4.     At the inquest, I heard oral evidence from [REDACTED] , and I received documentary evidence, explaining the changes which have been made since the Deceased’s death. The documentation received included an 11 point Action Plan, supported by evidence as to the action that has been taken. On the basis of that evidence, I am satisfied that most of the concerns relating to the Deceased’s scan reporting and other management have been addressed.
 
5.     I do, however, have two ongoing concerns about the system in place for the communication of concerning radiological findings. Steps have been taken to improve the system previously in place. In particular, I have been provided with a copy of the Trust’s new “Radiology Unsuspected Cancers and Critical Findings Protocol” which, I am told, has now been approved, and will be adopted, by the Radiology Clinical Leads and Clinical Governance Leads across North East London. I was also told that a new electronic scan requesting and reporting system will “go live” in August 2023, and that this will enable unexpected cancers and other incidental critical findings to be “red-flagged” directly to the requesting team. The system will also have an “acknowledgment option” enabling the referring doctor to click on a read receipt for all radiology reports.
 
The MATTERS OF CONCERNS are as follows:
Concern 1:
The Trust’s new policy is concerned with ensuring that unexpected cancer or other critical radiological findings are highlighted to the requesting team. However, the evidence at the inquest suggested that requesting team were not alerted to the suspicious outcome of the Deceased’s November 2020 scan because it was an expected finding; as stated above, I was told that the radiologist’s report was not escalated or alerted to the clinical or multi-disciplinary teams because the requesting form had indicated that the scan was to rule out malignancy and the outcome was not, therefore, treated as unexpected. I am concerned, therefore, that the same could happen again, despite the changes which have been made. I did not consider that [REDACTED] was able to address this concern satisfactorily in his evidence.
 
Concern 2:
The new electronic system is introducing a “read receipt” feature which, if used, would enable identification of reports which have not been opened and read by the requesting team in a timely manner. I am concerned, however, that the use of the read receipt is optional as this will inevitably undermine the extent to which any monitoring system will be able to spot and identify unread reports. I did not consider that either [REDACTED], nor the Consultant Colorectal Surgeon from whom I heard evidence about the plans for monitoring in the surgical department of Queens Hospital, were able to address this concern satisfactorily in their evidence.
6ACTION SHOULD BE TAKEN
In my opinion action should be taken to prevent future deaths by addressing the concerns set out above and I believe your organisation has the power to take such action.
7YOUR RESPONSE
You are under a duty to respond to this report within 56 days of the date of this report, namely by the 14th September 2023. I, as coroner, may extend the period. Your response must contain details of action taken or proposed to be taken, setting out the timetable for action. Otherwise you must explain why no action is proposed.
8COPIES and PUBLICATION
I have sent a copy of my report to the Chief Coroner and to the Family of Peter John Harris.
 
I am also under a duty to send the Chief Coroner a copy of your response.
I may also send a copy of your response to any other person who I believe may find it useful or of interest.
 
The Chief Coroner may publish either or both in a complete or redacted or summary form. He may send a copy of this report to any person who he believes may find it useful or of interest. You may make representations to me, the coroner, at the time of your response, about the release or the publication of your response by the Chief Coroner.

[TASK INSTRUCTIONS]
a) In the coroner's report, by what date must the response be sent?
b) From the coroner's report, extract the passage starting at "7YOUR RESPONSE" and ending at "of your response.".

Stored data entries
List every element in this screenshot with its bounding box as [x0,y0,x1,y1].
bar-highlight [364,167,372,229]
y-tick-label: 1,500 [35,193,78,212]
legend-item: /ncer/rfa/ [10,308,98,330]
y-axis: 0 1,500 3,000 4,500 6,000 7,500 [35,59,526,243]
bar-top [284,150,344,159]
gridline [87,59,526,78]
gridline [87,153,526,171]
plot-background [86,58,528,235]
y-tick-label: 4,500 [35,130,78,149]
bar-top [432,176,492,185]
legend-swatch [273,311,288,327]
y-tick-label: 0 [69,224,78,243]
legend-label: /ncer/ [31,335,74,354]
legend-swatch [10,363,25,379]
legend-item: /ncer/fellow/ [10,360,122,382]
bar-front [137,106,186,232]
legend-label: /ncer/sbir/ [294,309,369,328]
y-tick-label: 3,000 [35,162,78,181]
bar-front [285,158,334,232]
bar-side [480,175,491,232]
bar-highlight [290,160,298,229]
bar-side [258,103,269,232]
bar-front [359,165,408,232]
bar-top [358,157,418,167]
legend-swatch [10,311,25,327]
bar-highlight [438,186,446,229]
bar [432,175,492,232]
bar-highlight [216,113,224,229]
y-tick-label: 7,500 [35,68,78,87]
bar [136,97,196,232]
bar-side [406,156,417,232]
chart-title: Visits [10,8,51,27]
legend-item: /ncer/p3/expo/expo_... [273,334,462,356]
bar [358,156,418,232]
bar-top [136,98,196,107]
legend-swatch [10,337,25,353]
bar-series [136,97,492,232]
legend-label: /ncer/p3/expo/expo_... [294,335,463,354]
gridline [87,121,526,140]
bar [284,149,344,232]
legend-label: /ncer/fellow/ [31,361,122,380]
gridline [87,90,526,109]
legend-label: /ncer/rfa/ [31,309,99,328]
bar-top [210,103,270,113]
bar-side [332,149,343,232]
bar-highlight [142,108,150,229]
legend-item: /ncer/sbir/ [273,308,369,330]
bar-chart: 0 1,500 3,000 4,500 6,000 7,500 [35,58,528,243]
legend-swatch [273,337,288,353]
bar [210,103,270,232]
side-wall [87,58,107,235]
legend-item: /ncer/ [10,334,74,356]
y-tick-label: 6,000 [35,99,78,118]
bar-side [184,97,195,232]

[ANSWERS TO THE EXERCISE]
a) By the 14th September 2023.

b)
7YOUR RESPONSE
You are under a duty to respond to this report within 56 days of the date of this report, namely by the 14th September 2023. I, as coroner, may extend the period. Your response must contain details of action taken or proposed to be taken, setting out the timetable for action. Otherwise you must explain why no action is proposed.
8COPIES and PUBLICATION
I have sent a copy of my report to the Chief Coroner and to the Family of Peter John Harris.
 
I am also under a duty to send the Chief Coroner a copy of your response.